RECORDS TO PROCESS:
----

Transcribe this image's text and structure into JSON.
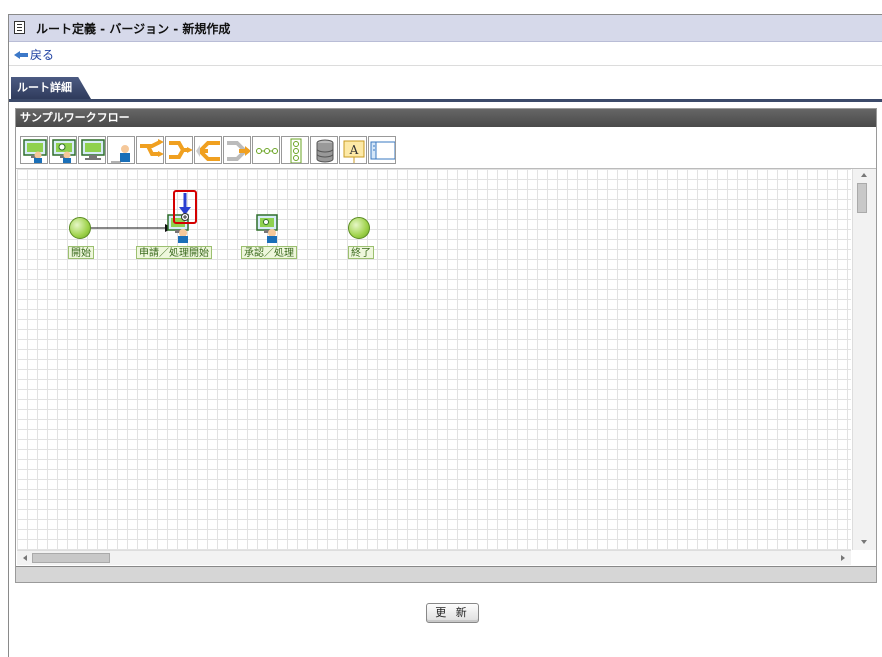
{
  "window": {
    "title": "ルート定義 - バージョン - 新規作成"
  },
  "nav": {
    "back_label": "戻る"
  },
  "tabs": [
    {
      "label": "ルート詳細"
    }
  ],
  "panel": {
    "title": "サンプルワークフロー"
  },
  "toolbar": {
    "buttons": [
      {
        "icon": "task-node-icon"
      },
      {
        "icon": "approval-task-icon"
      },
      {
        "icon": "process-task-icon"
      },
      {
        "icon": "user-task-icon"
      },
      {
        "icon": "branch-split-icon"
      },
      {
        "icon": "branch-join-icon"
      },
      {
        "icon": "parallel-split-icon"
      },
      {
        "icon": "parallel-join-icon"
      },
      {
        "icon": "connector-line-icon"
      },
      {
        "icon": "vertical-chain-icon"
      },
      {
        "icon": "database-icon"
      },
      {
        "icon": "text-label-icon"
      },
      {
        "icon": "frame-container-icon"
      }
    ]
  },
  "nodes": [
    {
      "id": "start",
      "label": "開始",
      "type": "start"
    },
    {
      "id": "apply",
      "label": "申請／処理開始",
      "type": "task"
    },
    {
      "id": "approve",
      "label": "承認／処理",
      "type": "task"
    },
    {
      "id": "end",
      "label": "終了",
      "type": "end"
    }
  ],
  "footer": {
    "update_label": "更 新"
  },
  "colors": {
    "tab": "#3c4a6a",
    "title_bar": "#d6d9ea",
    "node_green": "#9ed24a",
    "highlight_red": "#d40000",
    "arrow_blue": "#2a3fd0"
  }
}
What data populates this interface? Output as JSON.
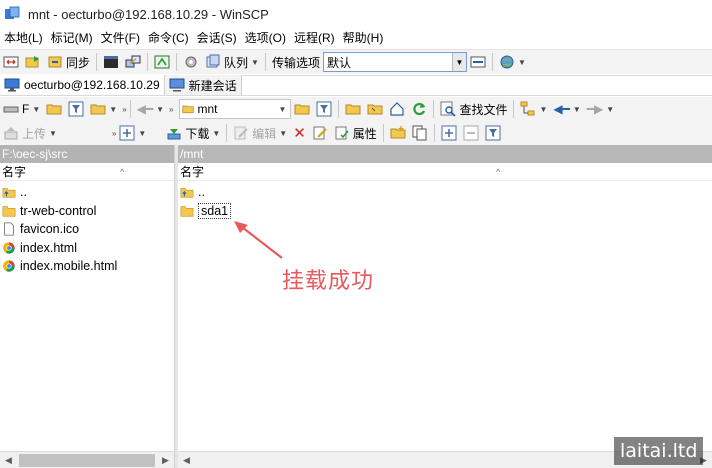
{
  "window": {
    "title": "mnt - oecturbo@192.168.10.29 - WinSCP"
  },
  "menu": [
    "本地(L)",
    "标记(M)",
    "文件(F)",
    "命令(C)",
    "会话(S)",
    "选项(O)",
    "远程(R)",
    "帮助(H)"
  ],
  "toolbar1": {
    "sync_label": "同步",
    "queue_label": "队列",
    "transfer_options_label": "传输选项",
    "transfer_preset": "默认"
  },
  "tabs": {
    "session": "oecturbo@192.168.10.29",
    "new_session": "新建会话"
  },
  "local_toolbar": {
    "drive": "F",
    "upload_label": "上传"
  },
  "remote_toolbar": {
    "folder": "mnt",
    "find_label": "查找文件",
    "download_label": "下载",
    "edit_label": "编辑",
    "properties_label": "属性"
  },
  "local_panel": {
    "path": "F:\\oec-sj\\src",
    "column_name": "名字",
    "items": [
      {
        "name": "..",
        "kind": "parent-folder-icon"
      },
      {
        "name": "tr-web-control",
        "kind": "folder-icon"
      },
      {
        "name": "favicon.ico",
        "kind": "file-icon"
      },
      {
        "name": "index.html",
        "kind": "chrome-icon"
      },
      {
        "name": "index.mobile.html",
        "kind": "chrome-icon"
      }
    ]
  },
  "remote_panel": {
    "path": "/mnt",
    "column_name": "名字",
    "items": [
      {
        "name": "..",
        "kind": "parent-folder-icon"
      },
      {
        "name": "sda1",
        "kind": "folder-icon"
      }
    ]
  },
  "annotation": {
    "text": "挂载成功",
    "color": "#e8585c"
  },
  "watermark": {
    "text": "laitai.ltd"
  },
  "colors": {
    "folder": "#f2c94c",
    "path_bar": "#b3b3b3",
    "accent": "#2f6fc9"
  }
}
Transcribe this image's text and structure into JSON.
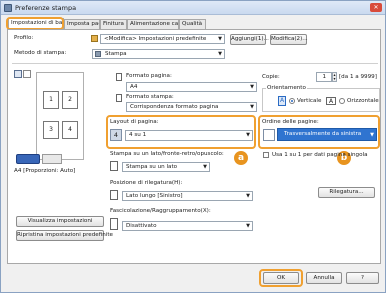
{
  "window": {
    "title": "Preferenze stampa",
    "close": "✕"
  },
  "tabs": [
    {
      "label": "Impostazioni di base"
    },
    {
      "label": "Imposta pagina"
    },
    {
      "label": "Finitura"
    },
    {
      "label": "Alimentazione carta"
    },
    {
      "label": "Qualità"
    }
  ],
  "profile": {
    "label": "Profilo:",
    "value": "<Modifica> Impostazioni predefinite",
    "add_button": "Aggiungi(1)...",
    "edit_button": "Modifica(2)..."
  },
  "output_method": {
    "label": "Metodo di stampa:",
    "value": "Stampa"
  },
  "page_size": {
    "label": "Formato pagina:",
    "value": "A4"
  },
  "output_size": {
    "label": "Formato stampa:",
    "value": "Corrispondenza formato pagina"
  },
  "copies": {
    "label": "Copie:",
    "value": "1",
    "range": "[da 1 a 9999]"
  },
  "orientation": {
    "label": "Orientamento",
    "portrait": "Verticale",
    "landscape": "Orizzontale"
  },
  "page_layout": {
    "label": "Layout di pagina:",
    "value": "4 su 1",
    "icon_text": "4"
  },
  "page_order": {
    "label": "Ordine delle pagine:",
    "value": "Trasversalmente da sinistra"
  },
  "single_page_data": {
    "label": "Usa 1 su 1 per dati pagina singola"
  },
  "duplex": {
    "label": "Stampa su un lato/fronte-retro/opuscolo:",
    "value": "Stampa su un lato"
  },
  "binding": {
    "label": "Posizione di rilegatura(H):",
    "value": "Lato lungo [Sinistro]",
    "button": "Rilegatura..."
  },
  "collate": {
    "label": "Fascicolazione/Raggruppamento(X):",
    "value": "Disattivato"
  },
  "preview": {
    "pages": [
      "1",
      "2",
      "3",
      "4"
    ],
    "paper_info": "A4 [Proporzioni: Auto]"
  },
  "left_buttons": {
    "view_settings": "Visualizza impostazioni",
    "restore_defaults": "Ripristina impostazioni predefinite"
  },
  "footer": {
    "ok": "OK",
    "cancel": "Annulla",
    "help": "?"
  },
  "annotations": {
    "a": "a",
    "b": "b"
  },
  "colors": {
    "highlight": "#f0a030",
    "badge": "#e8941f",
    "selected_blue": "#2a6bc4"
  }
}
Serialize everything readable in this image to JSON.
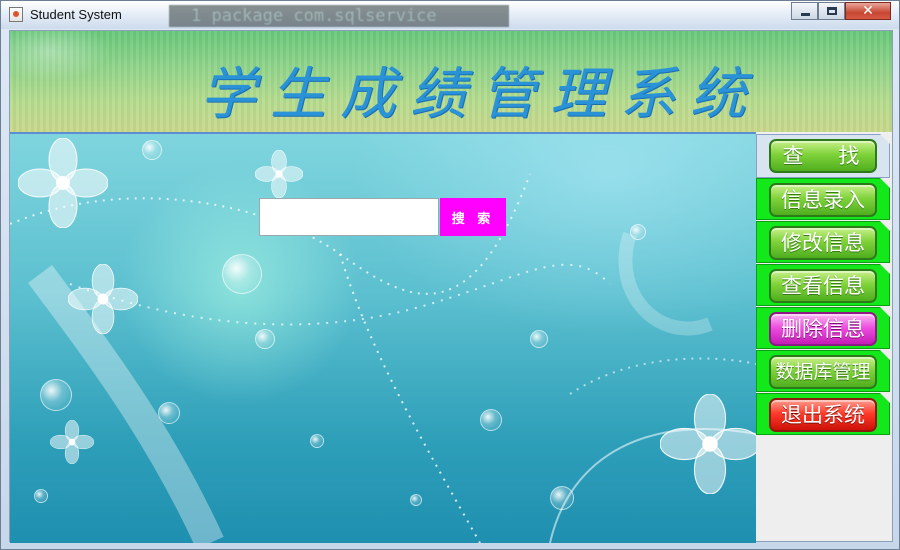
{
  "window": {
    "title": "Student System",
    "background_code_text": "1 package com.sqlservice"
  },
  "banner": {
    "title": "学生成绩管理系统"
  },
  "search": {
    "input_value": "",
    "button_label": "搜 索"
  },
  "sidebar": {
    "tabs": [
      {
        "label": "查 找",
        "style": "green",
        "selected": true
      },
      {
        "label": "信息录入",
        "style": "green",
        "selected": false
      },
      {
        "label": "修改信息",
        "style": "green",
        "selected": false
      },
      {
        "label": "查看信息",
        "style": "green",
        "selected": false
      },
      {
        "label": "删除信息",
        "style": "pink",
        "selected": false
      },
      {
        "label": "数据库管理",
        "style": "green",
        "selected": false
      },
      {
        "label": "退出系统",
        "style": "red",
        "selected": false
      }
    ]
  },
  "colors": {
    "tab_bg": "#12e81a",
    "search_button": "#ff00ff",
    "banner_text": "#2a93d8"
  }
}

----

TASK DESCRIPTION: Each record above must be returned exactly as written, with its pictures omitted.

FULL ANSWER:
Transcribe this image's text and structure into JSON.
{
  "window": {
    "title": "ルート定義 - バージョン - 新規作成"
  },
  "nav": {
    "back_label": "戻る"
  },
  "tabs": [
    {
      "label": "ルート詳細"
    }
  ],
  "panel": {
    "title": "サンプルワークフロー"
  },
  "toolbar": {
    "buttons": [
      {
        "icon": "task-node-icon"
      },
      {
        "icon": "approval-task-icon"
      },
      {
        "icon": "process-task-icon"
      },
      {
        "icon": "user-task-icon"
      },
      {
        "icon": "branch-split-icon"
      },
      {
        "icon": "branch-join-icon"
      },
      {
        "icon": "parallel-split-icon"
      },
      {
        "icon": "parallel-join-icon"
      },
      {
        "icon": "connector-line-icon"
      },
      {
        "icon": "vertical-chain-icon"
      },
      {
        "icon": "database-icon"
      },
      {
        "icon": "text-label-icon"
      },
      {
        "icon": "frame-container-icon"
      }
    ]
  },
  "nodes": [
    {
      "id": "start",
      "label": "開始",
      "type": "start"
    },
    {
      "id": "apply",
      "label": "申請／処理開始",
      "type": "task"
    },
    {
      "id": "approve",
      "label": "承認／処理",
      "type": "task"
    },
    {
      "id": "end",
      "label": "終了",
      "type": "end"
    }
  ],
  "footer": {
    "update_label": "更 新"
  },
  "colors": {
    "tab": "#3c4a6a",
    "title_bar": "#d6d9ea",
    "node_green": "#9ed24a",
    "highlight_red": "#d40000",
    "arrow_blue": "#2a3fd0"
  }
}
What data populates this interface? Output as JSON.
{
  "window": {
    "title": "mnt - oecturbo@192.168.10.29 - WinSCP"
  },
  "menu": [
    "本地(L)",
    "标记(M)",
    "文件(F)",
    "命令(C)",
    "会话(S)",
    "选项(O)",
    "远程(R)",
    "帮助(H)"
  ],
  "toolbar1": {
    "sync_label": "同步",
    "queue_label": "队列",
    "transfer_options_label": "传输选项",
    "transfer_preset": "默认"
  },
  "tabs": {
    "session": "oecturbo@192.168.10.29",
    "new_session": "新建会话"
  },
  "local_toolbar": {
    "drive": "F",
    "upload_label": "上传"
  },
  "remote_toolbar": {
    "folder": "mnt",
    "find_label": "查找文件",
    "download_label": "下载",
    "edit_label": "编辑",
    "properties_label": "属性"
  },
  "local_panel": {
    "path": "F:\\oec-sj\\src",
    "column_name": "名字",
    "items": [
      {
        "name": "..",
        "kind": "parent-folder-icon"
      },
      {
        "name": "tr-web-control",
        "kind": "folder-icon"
      },
      {
        "name": "favicon.ico",
        "kind": "file-icon"
      },
      {
        "name": "index.html",
        "kind": "chrome-icon"
      },
      {
        "name": "index.mobile.html",
        "kind": "chrome-icon"
      }
    ]
  },
  "remote_panel": {
    "path": "/mnt",
    "column_name": "名字",
    "items": [
      {
        "name": "..",
        "kind": "parent-folder-icon"
      },
      {
        "name": "sda1",
        "kind": "folder-icon"
      }
    ]
  },
  "annotation": {
    "text": "挂载成功",
    "color": "#e8585c"
  },
  "watermark": {
    "text": "laitai.ltd"
  },
  "colors": {
    "folder": "#f2c94c",
    "path_bar": "#b3b3b3",
    "accent": "#2f6fc9"
  }
}
Transcribe this image's text and structure into JSON.
{
  "window": {
    "title": "Preferenze stampa",
    "close": "✕"
  },
  "tabs": [
    {
      "label": "Impostazioni di base"
    },
    {
      "label": "Imposta pagina"
    },
    {
      "label": "Finitura"
    },
    {
      "label": "Alimentazione carta"
    },
    {
      "label": "Qualità"
    }
  ],
  "profile": {
    "label": "Profilo:",
    "value": "<Modifica> Impostazioni predefinite",
    "add_button": "Aggiungi(1)...",
    "edit_button": "Modifica(2)..."
  },
  "output_method": {
    "label": "Metodo di stampa:",
    "value": "Stampa"
  },
  "page_size": {
    "label": "Formato pagina:",
    "value": "A4"
  },
  "output_size": {
    "label": "Formato stampa:",
    "value": "Corrispondenza formato pagina"
  },
  "copies": {
    "label": "Copie:",
    "value": "1",
    "range": "[da 1 a 9999]"
  },
  "orientation": {
    "label": "Orientamento",
    "portrait": "Verticale",
    "landscape": "Orizzontale"
  },
  "page_layout": {
    "label": "Layout di pagina:",
    "value": "4 su 1",
    "icon_text": "4"
  },
  "page_order": {
    "label": "Ordine delle pagine:",
    "value": "Trasversalmente da sinistra"
  },
  "single_page_data": {
    "label": "Usa 1 su 1 per dati pagina singola"
  },
  "duplex": {
    "label": "Stampa su un lato/fronte-retro/opuscolo:",
    "value": "Stampa su un lato"
  },
  "binding": {
    "label": "Posizione di rilegatura(H):",
    "value": "Lato lungo [Sinistro]",
    "button": "Rilegatura..."
  },
  "collate": {
    "label": "Fascicolazione/Raggruppamento(X):",
    "value": "Disattivato"
  },
  "preview": {
    "pages": [
      "1",
      "2",
      "3",
      "4"
    ],
    "paper_info": "A4 [Proporzioni: Auto]"
  },
  "left_buttons": {
    "view_settings": "Visualizza impostazioni",
    "restore_defaults": "Ripristina impostazioni predefinite"
  },
  "footer": {
    "ok": "OK",
    "cancel": "Annulla",
    "help": "?"
  },
  "annotations": {
    "a": "a",
    "b": "b"
  },
  "colors": {
    "highlight": "#f0a030",
    "badge": "#e8941f",
    "selected_blue": "#2a6bc4"
  }
}
Serialize everything readable in this image to JSON.
{
  "window": {
    "title": "Student System",
    "background_code_text": "1 package com.sqlservice"
  },
  "banner": {
    "title": "学生成绩管理系统"
  },
  "search": {
    "input_value": "",
    "button_label": "搜 索"
  },
  "sidebar": {
    "tabs": [
      {
        "label": "查 找",
        "style": "green",
        "selected": true
      },
      {
        "label": "信息录入",
        "style": "green",
        "selected": false
      },
      {
        "label": "修改信息",
        "style": "green",
        "selected": false
      },
      {
        "label": "查看信息",
        "style": "green",
        "selected": false
      },
      {
        "label": "删除信息",
        "style": "pink",
        "selected": false
      },
      {
        "label": "数据库管理",
        "style": "green",
        "selected": false
      },
      {
        "label": "退出系统",
        "style": "red",
        "selected": false
      }
    ]
  },
  "colors": {
    "tab_bg": "#12e81a",
    "search_button": "#ff00ff",
    "banner_text": "#2a93d8"
  }
}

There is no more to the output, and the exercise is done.